**Task directions**
Please write out every line of the records below verbatim, leaving out the pictures.

··· Extracted entries ···

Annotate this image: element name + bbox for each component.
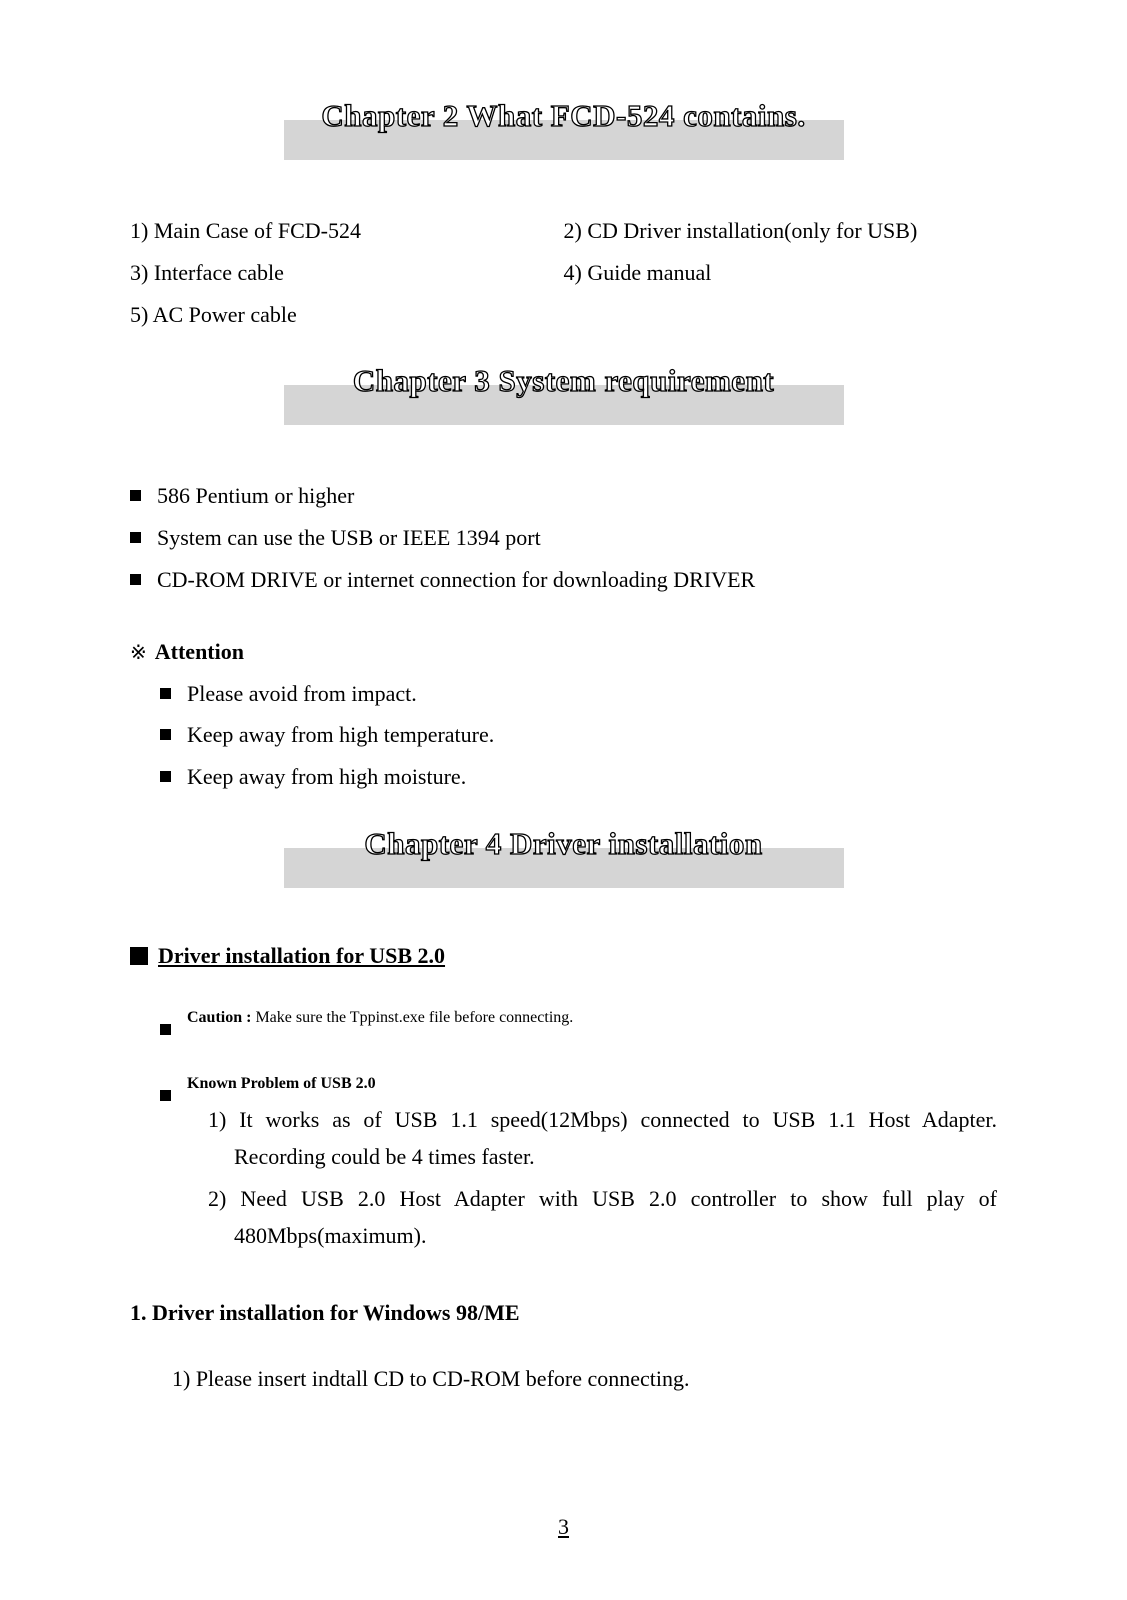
requirement-text: System can use the USB or IEEE 1394 port xyxy=(157,517,541,559)
contents-item-1: 1) Main Case of FCD-524 xyxy=(130,210,564,252)
requirement-item: 586 Pentium or higher xyxy=(130,475,997,517)
page: Chapter 2 What FCD-524 contains. 1) Main… xyxy=(0,0,1127,1600)
caution-text: Make sure the Tppinst.exe file before co… xyxy=(251,1009,573,1026)
attention-item: Keep away from high moisture. xyxy=(160,756,997,798)
known-problem-item: 1) It works as of USB 1.1 speed(12Mbps) … xyxy=(208,1101,997,1176)
chapter-heading-bar: Chapter 3 System requirement xyxy=(284,385,844,425)
caution-label: Caution : xyxy=(187,1009,251,1026)
attention-heading: ※ Attention xyxy=(130,631,997,673)
requirement-text: 586 Pentium or higher xyxy=(157,475,354,517)
known-problem-list: 1) It works as of USB 1.1 speed(12Mbps) … xyxy=(160,1101,997,1255)
square-bullet-icon xyxy=(130,532,141,543)
square-bullet-icon xyxy=(130,574,141,585)
caution-row: Caution : Make sure the Tppinst.exe file… xyxy=(160,1009,997,1035)
attention-text: Keep away from high temperature. xyxy=(187,714,494,756)
requirement-item: System can use the USB or IEEE 1394 port xyxy=(130,517,997,559)
page-number: 3 xyxy=(558,1514,569,1540)
contents-item-3: 3) Interface cable xyxy=(130,252,564,294)
known-problem-heading: Known Problem of USB 2.0 xyxy=(160,1075,997,1101)
contents-item-2: 2) CD Driver installation(only for USB) xyxy=(564,210,998,252)
chapter-2-title: Chapter 2 What FCD-524 contains. xyxy=(321,98,805,134)
square-bullet-icon xyxy=(160,771,171,782)
attention-item: Please avoid from impact. xyxy=(160,673,997,715)
caution-line: Caution : Make sure the Tppinst.exe file… xyxy=(187,1009,573,1027)
known-problem-block: Known Problem of USB 2.0 1) It works as … xyxy=(130,1075,997,1255)
chapter-heading-bar: Chapter 4 Driver installation xyxy=(284,848,844,888)
known-problem-label: Known Problem of USB 2.0 xyxy=(187,1075,376,1093)
chapter-3-content: 586 Pentium or higher System can use the… xyxy=(130,475,997,798)
contents-item-4: 4) Guide manual xyxy=(564,252,998,294)
chapter-4-heading-wrap: Chapter 4 Driver installation xyxy=(130,848,997,888)
reference-mark-icon: ※ xyxy=(130,634,147,672)
attention-item: Keep away from high temperature. xyxy=(160,714,997,756)
requirement-text: CD-ROM DRIVE or internet connection for … xyxy=(157,559,755,601)
square-bullet-icon xyxy=(160,688,171,699)
chapter-3-title: Chapter 3 System requirement xyxy=(353,363,774,399)
install-step-1: 1) Please insert indtall CD to CD-ROM be… xyxy=(130,1366,997,1392)
attention-label: Attention xyxy=(155,631,244,673)
chapter-3-heading-wrap: Chapter 3 System requirement xyxy=(130,385,997,425)
attention-text: Please avoid from impact. xyxy=(187,673,417,715)
caution-block: Caution : Make sure the Tppinst.exe file… xyxy=(130,1009,997,1035)
known-problem-item: 2) Need USB 2.0 Host Adapter with USB 2.… xyxy=(208,1180,997,1255)
usb-section-title: Driver installation for USB 2.0 xyxy=(158,943,445,969)
windows-98-step-heading: 1. Driver installation for Windows 98/ME xyxy=(130,1300,997,1326)
square-bullet-icon xyxy=(130,490,141,501)
contents-item-5: 5) AC Power cable xyxy=(130,294,564,336)
square-bullet-icon xyxy=(160,1090,171,1101)
big-square-bullet-icon xyxy=(130,947,148,965)
usb-section-heading: Driver installation for USB 2.0 xyxy=(130,943,997,969)
attention-list: Please avoid from impact. Keep away from… xyxy=(130,673,997,798)
requirement-item: CD-ROM DRIVE or internet connection for … xyxy=(130,559,997,601)
square-bullet-icon xyxy=(160,1024,171,1035)
chapter-heading-bar: Chapter 2 What FCD-524 contains. xyxy=(284,120,844,160)
chapter-4-title: Chapter 4 Driver installation xyxy=(364,826,762,862)
contents-list: 1) Main Case of FCD-524 2) CD Driver ins… xyxy=(130,210,997,335)
square-bullet-icon xyxy=(160,729,171,740)
chapter-2-heading-wrap: Chapter 2 What FCD-524 contains. xyxy=(130,120,997,160)
attention-text: Keep away from high moisture. xyxy=(187,756,466,798)
chapter-2-content: 1) Main Case of FCD-524 2) CD Driver ins… xyxy=(130,210,997,335)
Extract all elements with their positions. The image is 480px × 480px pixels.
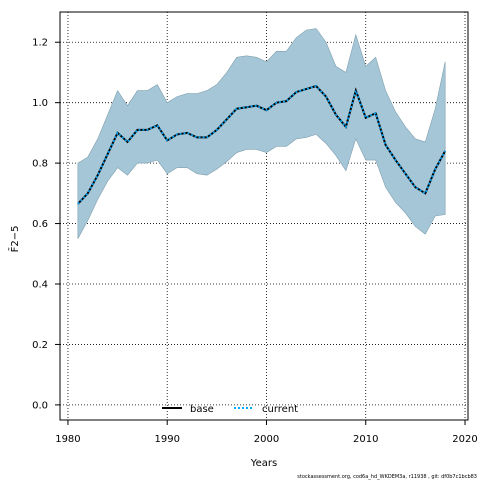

···

**Finished exercise**
Annotate this image: element name + bbox for each component.
requirement-text: System can use the USB or IEEE 1394 port xyxy=(157,517,541,559)
contents-item-1: 1) Main Case of FCD-524 xyxy=(130,210,564,252)
requirement-item: 586 Pentium or higher xyxy=(130,475,997,517)
page: Chapter 2 What FCD-524 contains. 1) Main… xyxy=(0,0,1127,1600)
caution-text: Make sure the Tppinst.exe file before co… xyxy=(251,1009,573,1026)
attention-item: Keep away from high moisture. xyxy=(160,756,997,798)
known-problem-item: 1) It works as of USB 1.1 speed(12Mbps) … xyxy=(208,1101,997,1176)
chapter-heading-bar: Chapter 3 System requirement xyxy=(284,385,844,425)
caution-label: Caution : xyxy=(187,1009,251,1026)
attention-heading: ※ Attention xyxy=(130,631,997,673)
requirement-text: 586 Pentium or higher xyxy=(157,475,354,517)
known-problem-list: 1) It works as of USB 1.1 speed(12Mbps) … xyxy=(160,1101,997,1255)
square-bullet-icon xyxy=(130,532,141,543)
square-bullet-icon xyxy=(130,574,141,585)
caution-row: Caution : Make sure the Tppinst.exe file… xyxy=(160,1009,997,1035)
attention-text: Keep away from high temperature. xyxy=(187,714,494,756)
requirement-item: System can use the USB or IEEE 1394 port xyxy=(130,517,997,559)
page-number: 3 xyxy=(558,1514,569,1540)
contents-item-3: 3) Interface cable xyxy=(130,252,564,294)
known-problem-heading: Known Problem of USB 2.0 xyxy=(160,1075,997,1101)
contents-item-2: 2) CD Driver installation(only for USB) xyxy=(564,210,998,252)
chapter-2-title: Chapter 2 What FCD-524 contains. xyxy=(321,98,805,134)
square-bullet-icon xyxy=(160,771,171,782)
attention-item: Please avoid from impact. xyxy=(160,673,997,715)
caution-line: Caution : Make sure the Tppinst.exe file… xyxy=(187,1009,573,1027)
known-problem-block: Known Problem of USB 2.0 1) It works as … xyxy=(130,1075,997,1255)
chapter-heading-bar: Chapter 4 Driver installation xyxy=(284,848,844,888)
known-problem-label: Known Problem of USB 2.0 xyxy=(187,1075,376,1093)
chapter-3-content: 586 Pentium or higher System can use the… xyxy=(130,475,997,798)
contents-item-4: 4) Guide manual xyxy=(564,252,998,294)
chapter-4-heading-wrap: Chapter 4 Driver installation xyxy=(130,848,997,888)
reference-mark-icon: ※ xyxy=(130,634,147,672)
attention-item: Keep away from high temperature. xyxy=(160,714,997,756)
requirement-text: CD-ROM DRIVE or internet connection for … xyxy=(157,559,755,601)
square-bullet-icon xyxy=(160,688,171,699)
chapter-3-title: Chapter 3 System requirement xyxy=(353,363,774,399)
install-step-1: 1) Please insert indtall CD to CD-ROM be… xyxy=(130,1366,997,1392)
attention-label: Attention xyxy=(155,631,244,673)
chapter-3-heading-wrap: Chapter 3 System requirement xyxy=(130,385,997,425)
attention-text: Please avoid from impact. xyxy=(187,673,417,715)
caution-block: Caution : Make sure the Tppinst.exe file… xyxy=(130,1009,997,1035)
known-problem-item: 2) Need USB 2.0 Host Adapter with USB 2.… xyxy=(208,1180,997,1255)
usb-section-title: Driver installation for USB 2.0 xyxy=(158,943,445,969)
windows-98-step-heading: 1. Driver installation for Windows 98/ME xyxy=(130,1300,997,1326)
square-bullet-icon xyxy=(130,490,141,501)
contents-item-5: 5) AC Power cable xyxy=(130,294,564,336)
square-bullet-icon xyxy=(160,1090,171,1101)
big-square-bullet-icon xyxy=(130,947,148,965)
usb-section-heading: Driver installation for USB 2.0 xyxy=(130,943,997,969)
attention-list: Please avoid from impact. Keep away from… xyxy=(130,673,997,798)
requirement-item: CD-ROM DRIVE or internet connection for … xyxy=(130,559,997,601)
square-bullet-icon xyxy=(160,1024,171,1035)
chapter-heading-bar: Chapter 2 What FCD-524 contains. xyxy=(284,120,844,160)
chapter-4-title: Chapter 4 Driver installation xyxy=(364,826,762,862)
contents-list: 1) Main Case of FCD-524 2) CD Driver ins… xyxy=(130,210,997,335)
square-bullet-icon xyxy=(160,729,171,740)
chapter-2-heading-wrap: Chapter 2 What FCD-524 contains. xyxy=(130,120,997,160)
attention-text: Keep away from high moisture. xyxy=(187,756,466,798)
chapter-2-content: 1) Main Case of FCD-524 2) CD Driver ins… xyxy=(130,210,997,335)
Extract all elements with their positions. The image is 480px × 480px pixels.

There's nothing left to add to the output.